| PROBLEM DETAILS |
Edit the records from the first line through the line containing "data-label-2018: 297 [517, 266, 548, 285]" so that "background-band" becomes "background-strip". Reproduce only those lines in full, with everything else unchanged.

| DATASET EXCERPTS |
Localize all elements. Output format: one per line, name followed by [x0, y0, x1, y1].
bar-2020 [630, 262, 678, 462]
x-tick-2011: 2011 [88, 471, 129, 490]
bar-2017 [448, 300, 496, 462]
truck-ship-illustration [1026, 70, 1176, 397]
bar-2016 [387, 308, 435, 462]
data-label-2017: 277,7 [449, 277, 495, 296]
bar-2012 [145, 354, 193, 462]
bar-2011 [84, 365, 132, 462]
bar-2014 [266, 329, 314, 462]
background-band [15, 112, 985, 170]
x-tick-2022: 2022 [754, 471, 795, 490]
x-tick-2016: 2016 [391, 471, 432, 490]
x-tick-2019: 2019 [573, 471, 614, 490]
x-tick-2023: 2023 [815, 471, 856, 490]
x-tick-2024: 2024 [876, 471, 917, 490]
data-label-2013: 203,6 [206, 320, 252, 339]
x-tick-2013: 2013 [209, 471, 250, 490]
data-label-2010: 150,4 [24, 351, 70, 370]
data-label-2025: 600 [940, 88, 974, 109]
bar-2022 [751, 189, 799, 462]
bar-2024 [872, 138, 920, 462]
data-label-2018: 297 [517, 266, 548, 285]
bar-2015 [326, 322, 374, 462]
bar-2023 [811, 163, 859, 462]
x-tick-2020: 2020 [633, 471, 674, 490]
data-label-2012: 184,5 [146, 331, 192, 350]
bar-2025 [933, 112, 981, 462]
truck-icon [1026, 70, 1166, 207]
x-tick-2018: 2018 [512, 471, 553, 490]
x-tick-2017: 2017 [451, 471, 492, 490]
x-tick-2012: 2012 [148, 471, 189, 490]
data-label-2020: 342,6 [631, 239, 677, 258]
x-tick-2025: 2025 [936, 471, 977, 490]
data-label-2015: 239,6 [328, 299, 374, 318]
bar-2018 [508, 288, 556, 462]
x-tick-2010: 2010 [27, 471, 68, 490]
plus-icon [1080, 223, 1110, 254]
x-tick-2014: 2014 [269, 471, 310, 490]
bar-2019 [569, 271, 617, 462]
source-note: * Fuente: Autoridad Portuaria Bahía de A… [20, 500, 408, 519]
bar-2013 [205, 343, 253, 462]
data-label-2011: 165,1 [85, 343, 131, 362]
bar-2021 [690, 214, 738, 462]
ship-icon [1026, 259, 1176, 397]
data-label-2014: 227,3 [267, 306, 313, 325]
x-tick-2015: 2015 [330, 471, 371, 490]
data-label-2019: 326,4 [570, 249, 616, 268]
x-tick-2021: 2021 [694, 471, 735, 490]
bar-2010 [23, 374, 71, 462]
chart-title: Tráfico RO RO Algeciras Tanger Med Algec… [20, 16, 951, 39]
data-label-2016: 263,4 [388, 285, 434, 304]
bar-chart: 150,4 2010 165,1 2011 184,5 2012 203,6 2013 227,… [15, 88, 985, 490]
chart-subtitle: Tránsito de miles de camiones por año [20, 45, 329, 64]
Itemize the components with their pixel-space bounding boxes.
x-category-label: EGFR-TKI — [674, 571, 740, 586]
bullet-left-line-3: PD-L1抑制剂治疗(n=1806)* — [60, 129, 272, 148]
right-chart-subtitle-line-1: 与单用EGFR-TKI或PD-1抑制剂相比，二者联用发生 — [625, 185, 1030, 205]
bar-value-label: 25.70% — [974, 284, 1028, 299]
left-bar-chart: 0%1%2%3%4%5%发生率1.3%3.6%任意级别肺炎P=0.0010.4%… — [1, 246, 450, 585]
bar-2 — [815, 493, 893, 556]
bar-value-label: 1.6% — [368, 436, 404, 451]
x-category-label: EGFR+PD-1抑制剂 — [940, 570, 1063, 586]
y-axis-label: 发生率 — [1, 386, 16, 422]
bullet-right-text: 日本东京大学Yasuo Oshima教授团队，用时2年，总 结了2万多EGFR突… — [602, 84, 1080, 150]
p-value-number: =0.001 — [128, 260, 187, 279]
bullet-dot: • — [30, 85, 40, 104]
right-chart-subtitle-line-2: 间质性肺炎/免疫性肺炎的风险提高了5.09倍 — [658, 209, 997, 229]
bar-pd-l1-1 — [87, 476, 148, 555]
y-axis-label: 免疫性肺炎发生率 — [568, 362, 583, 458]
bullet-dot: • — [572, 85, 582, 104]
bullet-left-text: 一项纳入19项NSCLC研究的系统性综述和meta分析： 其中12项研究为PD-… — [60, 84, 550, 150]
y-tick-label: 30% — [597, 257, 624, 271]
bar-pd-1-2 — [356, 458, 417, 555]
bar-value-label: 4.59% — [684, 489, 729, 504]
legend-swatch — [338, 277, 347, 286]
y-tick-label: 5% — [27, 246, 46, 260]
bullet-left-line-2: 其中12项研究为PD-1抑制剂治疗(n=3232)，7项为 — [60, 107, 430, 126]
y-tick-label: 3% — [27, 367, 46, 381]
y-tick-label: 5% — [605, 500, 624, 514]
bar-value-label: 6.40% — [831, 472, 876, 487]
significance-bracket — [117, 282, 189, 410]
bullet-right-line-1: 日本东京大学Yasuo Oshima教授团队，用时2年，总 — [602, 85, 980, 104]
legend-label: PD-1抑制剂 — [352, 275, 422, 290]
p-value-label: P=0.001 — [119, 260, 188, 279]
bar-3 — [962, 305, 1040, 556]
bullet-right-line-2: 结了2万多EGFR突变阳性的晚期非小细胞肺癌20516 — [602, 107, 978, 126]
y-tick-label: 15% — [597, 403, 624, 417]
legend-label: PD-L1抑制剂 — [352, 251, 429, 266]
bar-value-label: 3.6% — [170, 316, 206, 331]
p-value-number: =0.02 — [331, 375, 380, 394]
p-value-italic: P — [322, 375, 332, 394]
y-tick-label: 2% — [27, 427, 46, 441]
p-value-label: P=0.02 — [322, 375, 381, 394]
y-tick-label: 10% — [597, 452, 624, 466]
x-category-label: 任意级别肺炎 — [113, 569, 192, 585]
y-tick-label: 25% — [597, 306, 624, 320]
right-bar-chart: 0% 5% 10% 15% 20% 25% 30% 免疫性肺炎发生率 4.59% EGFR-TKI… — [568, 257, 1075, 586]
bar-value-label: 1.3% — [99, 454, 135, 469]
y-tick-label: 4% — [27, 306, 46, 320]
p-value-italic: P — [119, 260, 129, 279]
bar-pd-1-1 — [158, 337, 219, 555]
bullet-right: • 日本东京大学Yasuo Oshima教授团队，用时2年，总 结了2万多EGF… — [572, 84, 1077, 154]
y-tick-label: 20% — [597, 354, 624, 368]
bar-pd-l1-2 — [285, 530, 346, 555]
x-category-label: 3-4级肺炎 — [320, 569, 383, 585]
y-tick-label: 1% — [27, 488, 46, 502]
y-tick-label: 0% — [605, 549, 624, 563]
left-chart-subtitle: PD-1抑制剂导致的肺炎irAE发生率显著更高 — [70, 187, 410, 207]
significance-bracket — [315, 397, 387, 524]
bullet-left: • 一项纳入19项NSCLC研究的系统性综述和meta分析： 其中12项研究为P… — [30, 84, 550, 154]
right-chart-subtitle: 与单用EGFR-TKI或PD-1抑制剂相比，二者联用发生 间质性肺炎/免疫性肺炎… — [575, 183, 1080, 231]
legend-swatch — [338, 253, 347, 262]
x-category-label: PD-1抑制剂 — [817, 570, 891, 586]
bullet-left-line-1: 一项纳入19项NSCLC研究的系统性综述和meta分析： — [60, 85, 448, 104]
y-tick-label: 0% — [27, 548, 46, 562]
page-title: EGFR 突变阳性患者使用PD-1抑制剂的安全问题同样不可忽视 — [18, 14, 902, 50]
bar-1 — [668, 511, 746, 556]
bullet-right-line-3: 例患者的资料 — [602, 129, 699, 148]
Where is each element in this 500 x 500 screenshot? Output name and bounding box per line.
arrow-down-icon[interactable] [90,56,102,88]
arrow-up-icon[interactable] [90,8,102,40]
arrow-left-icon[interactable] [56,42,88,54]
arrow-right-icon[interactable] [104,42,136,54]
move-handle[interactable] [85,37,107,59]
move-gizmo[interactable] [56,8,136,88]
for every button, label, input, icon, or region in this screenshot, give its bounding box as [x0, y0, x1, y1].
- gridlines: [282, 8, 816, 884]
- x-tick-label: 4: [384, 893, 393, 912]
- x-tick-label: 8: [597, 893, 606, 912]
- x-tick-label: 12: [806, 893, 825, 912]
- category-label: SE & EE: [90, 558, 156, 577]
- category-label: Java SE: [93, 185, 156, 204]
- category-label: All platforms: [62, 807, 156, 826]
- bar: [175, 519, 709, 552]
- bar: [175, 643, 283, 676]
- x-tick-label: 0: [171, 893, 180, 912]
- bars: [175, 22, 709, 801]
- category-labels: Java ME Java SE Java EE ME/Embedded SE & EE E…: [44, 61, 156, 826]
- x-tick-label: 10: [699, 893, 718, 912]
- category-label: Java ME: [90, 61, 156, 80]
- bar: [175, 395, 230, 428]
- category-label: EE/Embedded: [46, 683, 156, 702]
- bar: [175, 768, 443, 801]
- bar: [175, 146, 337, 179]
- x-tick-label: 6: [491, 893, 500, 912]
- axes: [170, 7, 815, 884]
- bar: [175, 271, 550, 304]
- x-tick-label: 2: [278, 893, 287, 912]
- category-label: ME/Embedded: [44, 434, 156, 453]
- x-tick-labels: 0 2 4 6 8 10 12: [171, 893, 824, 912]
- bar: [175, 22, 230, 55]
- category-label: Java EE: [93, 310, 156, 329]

| THE SOLUTION |
Localize all elements. Output format: one per line, name followed by [x0, y0, x1, y1].
bar-2020 [630, 262, 678, 462]
x-tick-2011: 2011 [88, 471, 129, 490]
bar-2017 [448, 300, 496, 462]
truck-ship-illustration [1026, 70, 1176, 397]
bar-2016 [387, 308, 435, 462]
data-label-2017: 277,7 [449, 277, 495, 296]
bar-2012 [145, 354, 193, 462]
bar-2011 [84, 365, 132, 462]
bar-2014 [266, 329, 314, 462]
background-strip [15, 112, 985, 170]
x-tick-2022: 2022 [754, 471, 795, 490]
x-tick-2016: 2016 [391, 471, 432, 490]
x-tick-2019: 2019 [573, 471, 614, 490]
x-tick-2023: 2023 [815, 471, 856, 490]
x-tick-2024: 2024 [876, 471, 917, 490]
data-label-2013: 203,6 [206, 320, 252, 339]
x-tick-2013: 2013 [209, 471, 250, 490]
data-label-2010: 150,4 [24, 351, 70, 370]
data-label-2025: 600 [940, 88, 974, 109]
bar-2022 [751, 189, 799, 462]
bar-2024 [872, 138, 920, 462]
data-label-2018: 297 [517, 266, 548, 285]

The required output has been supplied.